• _DIRECTION_: Give the number of lines in the entries that contain "Enstitüsü". State only the count.
((
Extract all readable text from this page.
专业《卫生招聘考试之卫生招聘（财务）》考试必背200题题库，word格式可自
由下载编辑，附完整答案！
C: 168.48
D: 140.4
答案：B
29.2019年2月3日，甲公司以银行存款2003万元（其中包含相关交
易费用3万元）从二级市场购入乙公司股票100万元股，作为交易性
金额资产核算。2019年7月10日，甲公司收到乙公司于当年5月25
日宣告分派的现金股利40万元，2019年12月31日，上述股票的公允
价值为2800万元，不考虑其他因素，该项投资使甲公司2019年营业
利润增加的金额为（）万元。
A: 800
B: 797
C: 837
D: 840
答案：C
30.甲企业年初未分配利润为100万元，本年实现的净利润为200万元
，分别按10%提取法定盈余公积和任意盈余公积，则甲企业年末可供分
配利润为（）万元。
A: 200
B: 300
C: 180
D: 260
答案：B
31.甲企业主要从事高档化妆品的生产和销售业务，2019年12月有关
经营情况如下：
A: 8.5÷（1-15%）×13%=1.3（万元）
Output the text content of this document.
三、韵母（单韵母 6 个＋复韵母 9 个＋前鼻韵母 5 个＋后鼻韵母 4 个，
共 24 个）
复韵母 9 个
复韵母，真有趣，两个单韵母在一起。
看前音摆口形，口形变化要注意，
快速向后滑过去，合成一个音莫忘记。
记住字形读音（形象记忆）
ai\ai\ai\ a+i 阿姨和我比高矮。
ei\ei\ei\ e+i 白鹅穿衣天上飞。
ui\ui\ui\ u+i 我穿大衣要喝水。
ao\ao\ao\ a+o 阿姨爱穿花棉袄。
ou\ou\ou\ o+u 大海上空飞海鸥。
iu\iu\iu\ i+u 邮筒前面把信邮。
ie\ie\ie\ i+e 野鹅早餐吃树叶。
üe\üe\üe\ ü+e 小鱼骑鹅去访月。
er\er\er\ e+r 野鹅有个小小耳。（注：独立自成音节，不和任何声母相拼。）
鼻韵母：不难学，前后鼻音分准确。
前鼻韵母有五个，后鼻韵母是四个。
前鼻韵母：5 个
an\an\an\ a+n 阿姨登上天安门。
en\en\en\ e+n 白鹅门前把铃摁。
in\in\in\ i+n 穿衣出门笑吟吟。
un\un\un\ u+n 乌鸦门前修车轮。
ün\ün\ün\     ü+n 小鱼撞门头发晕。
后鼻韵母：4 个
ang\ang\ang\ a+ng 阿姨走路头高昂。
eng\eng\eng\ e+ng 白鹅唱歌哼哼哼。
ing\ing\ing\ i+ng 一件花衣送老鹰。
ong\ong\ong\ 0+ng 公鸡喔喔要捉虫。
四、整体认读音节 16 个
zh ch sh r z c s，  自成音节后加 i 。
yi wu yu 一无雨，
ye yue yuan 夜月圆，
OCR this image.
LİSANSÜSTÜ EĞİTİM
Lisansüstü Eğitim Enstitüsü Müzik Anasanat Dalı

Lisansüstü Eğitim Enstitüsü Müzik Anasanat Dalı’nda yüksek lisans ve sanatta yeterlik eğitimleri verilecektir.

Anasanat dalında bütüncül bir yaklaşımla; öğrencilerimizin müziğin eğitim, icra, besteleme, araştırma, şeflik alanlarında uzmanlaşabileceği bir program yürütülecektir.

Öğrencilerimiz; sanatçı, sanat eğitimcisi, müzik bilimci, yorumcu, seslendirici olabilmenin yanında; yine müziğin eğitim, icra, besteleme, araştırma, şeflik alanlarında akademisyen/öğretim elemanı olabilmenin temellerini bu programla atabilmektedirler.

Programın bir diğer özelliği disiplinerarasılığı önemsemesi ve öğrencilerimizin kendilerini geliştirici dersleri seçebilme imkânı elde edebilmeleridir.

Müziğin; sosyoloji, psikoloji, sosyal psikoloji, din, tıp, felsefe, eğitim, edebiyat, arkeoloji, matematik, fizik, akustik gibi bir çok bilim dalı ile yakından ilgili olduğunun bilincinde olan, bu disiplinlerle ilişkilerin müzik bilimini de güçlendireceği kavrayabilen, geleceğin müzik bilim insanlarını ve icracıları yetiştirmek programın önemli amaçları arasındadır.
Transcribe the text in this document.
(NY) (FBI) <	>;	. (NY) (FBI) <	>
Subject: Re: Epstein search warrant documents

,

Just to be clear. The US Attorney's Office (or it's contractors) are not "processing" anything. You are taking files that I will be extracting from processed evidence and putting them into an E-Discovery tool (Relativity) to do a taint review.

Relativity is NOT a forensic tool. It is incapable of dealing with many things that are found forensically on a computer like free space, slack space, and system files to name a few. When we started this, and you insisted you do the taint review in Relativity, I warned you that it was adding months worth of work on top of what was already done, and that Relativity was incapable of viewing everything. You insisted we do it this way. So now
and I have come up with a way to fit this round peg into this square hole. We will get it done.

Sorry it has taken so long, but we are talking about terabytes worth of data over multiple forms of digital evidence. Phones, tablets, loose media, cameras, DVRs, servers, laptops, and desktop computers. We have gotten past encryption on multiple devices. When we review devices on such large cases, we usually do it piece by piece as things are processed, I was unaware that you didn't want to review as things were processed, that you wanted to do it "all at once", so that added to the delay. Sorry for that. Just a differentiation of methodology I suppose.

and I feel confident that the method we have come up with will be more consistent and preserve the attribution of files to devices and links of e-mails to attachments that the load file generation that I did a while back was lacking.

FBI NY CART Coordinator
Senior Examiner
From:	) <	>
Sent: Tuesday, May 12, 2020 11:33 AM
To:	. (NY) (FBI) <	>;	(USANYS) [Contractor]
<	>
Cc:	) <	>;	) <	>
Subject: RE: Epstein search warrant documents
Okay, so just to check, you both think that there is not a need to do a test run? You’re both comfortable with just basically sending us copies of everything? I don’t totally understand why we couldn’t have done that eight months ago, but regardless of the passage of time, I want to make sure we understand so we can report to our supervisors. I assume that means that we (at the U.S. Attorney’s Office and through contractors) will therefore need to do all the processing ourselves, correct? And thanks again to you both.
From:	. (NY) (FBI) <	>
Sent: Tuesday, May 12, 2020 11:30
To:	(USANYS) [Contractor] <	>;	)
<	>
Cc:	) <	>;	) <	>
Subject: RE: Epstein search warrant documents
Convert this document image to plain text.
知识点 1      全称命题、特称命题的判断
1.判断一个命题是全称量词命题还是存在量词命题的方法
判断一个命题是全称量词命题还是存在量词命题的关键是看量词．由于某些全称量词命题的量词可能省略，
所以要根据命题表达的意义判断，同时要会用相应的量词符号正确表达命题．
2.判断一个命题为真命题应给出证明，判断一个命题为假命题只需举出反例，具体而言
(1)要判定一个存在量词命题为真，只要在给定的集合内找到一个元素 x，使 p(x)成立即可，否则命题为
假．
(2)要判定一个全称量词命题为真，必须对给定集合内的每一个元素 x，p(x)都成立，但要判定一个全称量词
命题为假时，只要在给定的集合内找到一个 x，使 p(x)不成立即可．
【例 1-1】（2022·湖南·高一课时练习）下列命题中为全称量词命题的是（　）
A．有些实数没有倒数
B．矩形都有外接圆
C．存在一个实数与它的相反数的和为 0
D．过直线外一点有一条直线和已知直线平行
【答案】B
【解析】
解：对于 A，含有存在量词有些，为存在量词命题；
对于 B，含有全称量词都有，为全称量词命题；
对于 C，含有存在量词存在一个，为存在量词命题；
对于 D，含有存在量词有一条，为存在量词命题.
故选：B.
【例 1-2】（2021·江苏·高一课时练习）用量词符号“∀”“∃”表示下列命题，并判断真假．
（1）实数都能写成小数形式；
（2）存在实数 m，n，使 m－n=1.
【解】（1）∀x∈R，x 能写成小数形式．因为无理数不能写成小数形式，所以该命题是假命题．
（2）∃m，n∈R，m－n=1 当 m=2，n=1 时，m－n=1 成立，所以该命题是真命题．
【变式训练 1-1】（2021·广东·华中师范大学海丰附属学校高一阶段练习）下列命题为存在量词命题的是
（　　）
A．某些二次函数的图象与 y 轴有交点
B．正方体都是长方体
))
• _RESPONSE TO THIS EXERCISE_: 2